### Task objective
Each line below should be reproduced without any alteration.

### Records for this exercise
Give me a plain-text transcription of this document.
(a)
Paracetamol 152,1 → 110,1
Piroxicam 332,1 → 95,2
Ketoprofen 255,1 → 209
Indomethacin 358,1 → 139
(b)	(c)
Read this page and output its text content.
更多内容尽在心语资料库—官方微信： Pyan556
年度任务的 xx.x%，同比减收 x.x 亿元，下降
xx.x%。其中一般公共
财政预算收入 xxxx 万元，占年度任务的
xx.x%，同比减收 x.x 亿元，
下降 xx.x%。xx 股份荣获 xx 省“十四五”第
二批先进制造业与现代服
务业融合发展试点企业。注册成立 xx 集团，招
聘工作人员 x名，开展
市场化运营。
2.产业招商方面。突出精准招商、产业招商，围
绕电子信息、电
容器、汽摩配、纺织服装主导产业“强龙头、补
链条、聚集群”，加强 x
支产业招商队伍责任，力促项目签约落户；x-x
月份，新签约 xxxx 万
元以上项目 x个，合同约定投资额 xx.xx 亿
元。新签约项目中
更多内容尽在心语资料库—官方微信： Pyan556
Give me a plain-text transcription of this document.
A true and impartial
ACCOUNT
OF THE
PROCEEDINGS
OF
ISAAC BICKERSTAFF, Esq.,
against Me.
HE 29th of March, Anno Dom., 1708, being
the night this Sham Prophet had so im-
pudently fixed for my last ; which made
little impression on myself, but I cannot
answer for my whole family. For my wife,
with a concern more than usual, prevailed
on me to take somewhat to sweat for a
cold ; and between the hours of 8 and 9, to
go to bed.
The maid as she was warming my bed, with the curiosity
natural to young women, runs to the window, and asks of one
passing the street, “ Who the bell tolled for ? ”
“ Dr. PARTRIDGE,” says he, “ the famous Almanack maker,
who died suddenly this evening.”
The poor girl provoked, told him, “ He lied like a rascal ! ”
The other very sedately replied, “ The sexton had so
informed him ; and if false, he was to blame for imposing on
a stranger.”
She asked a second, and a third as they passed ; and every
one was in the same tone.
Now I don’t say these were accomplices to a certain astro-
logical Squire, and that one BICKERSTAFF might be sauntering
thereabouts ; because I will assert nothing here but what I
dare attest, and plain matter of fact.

### Final result
Give me a plain-text transcription of this document.
(a)
Paracetamol 152,1 → 110,1
Piroxicam 332,1 → 95,2
Ketoprofen 255,1 → 209
Indomethacin 358,1 → 139
(b)	(c)
Read this page and output its text content.
更多内容尽在心语资料库—官方微信： Pyan556
年度任务的 xx.x%，同比减收 x.x 亿元，下降
xx.x%。其中一般公共
财政预算收入 xxxx 万元，占年度任务的
xx.x%，同比减收 x.x 亿元，
下降 xx.x%。xx 股份荣获 xx 省“十四五”第
二批先进制造业与现代服
务业融合发展试点企业。注册成立 xx 集团，招
聘工作人员 x名，开展
市场化运营。
2.产业招商方面。突出精准招商、产业招商，围
绕电子信息、电
容器、汽摩配、纺织服装主导产业“强龙头、补
链条、聚集群”，加强 x
支产业招商队伍责任，力促项目签约落户；x-x
月份，新签约 xxxx 万
元以上项目 x个，合同约定投资额 xx.xx 亿
元。新签约项目中
更多内容尽在心语资料库—官方微信： Pyan556
Give me a plain-text transcription of this document.
A true and impartial
ACCOUNT
OF THE
PROCEEDINGS
OF
ISAAC BICKERSTAFF, Esq.,
against Me.
HE 29th of March, Anno Dom., 1708, being
the night this Sham Prophet had so im-
pudently fixed for my last ; which made
little impression on myself, but I cannot
answer for my whole family. For my wife,
with a concern more than usual, prevailed
on me to take somewhat to sweat for a
cold ; and between the hours of 8 and 9, to
go to bed.
The maid as she was warming my bed, with the curiosity
natural to young women, runs to the window, and asks of one
passing the street, “ Who the bell tolled for ? ”
“ Dr. PARTRIDGE,” says he, “ the famous Almanack maker,
who died suddenly this evening.”
The poor girl provoked, told him, “ He lied like a rascal ! ”
The other very sedately replied, “ The sexton had so
informed him ; and if false, he was to blame for imposing on
a stranger.”
She asked a second, and a third as they passed ; and every
one was in the same tone.
Now I don’t say these were accomplices to a certain astro-
logical Squire, and that one BICKERSTAFF might be sauntering
thereabouts ; because I will assert nothing here but what I
dare attest, and plain matter of fact.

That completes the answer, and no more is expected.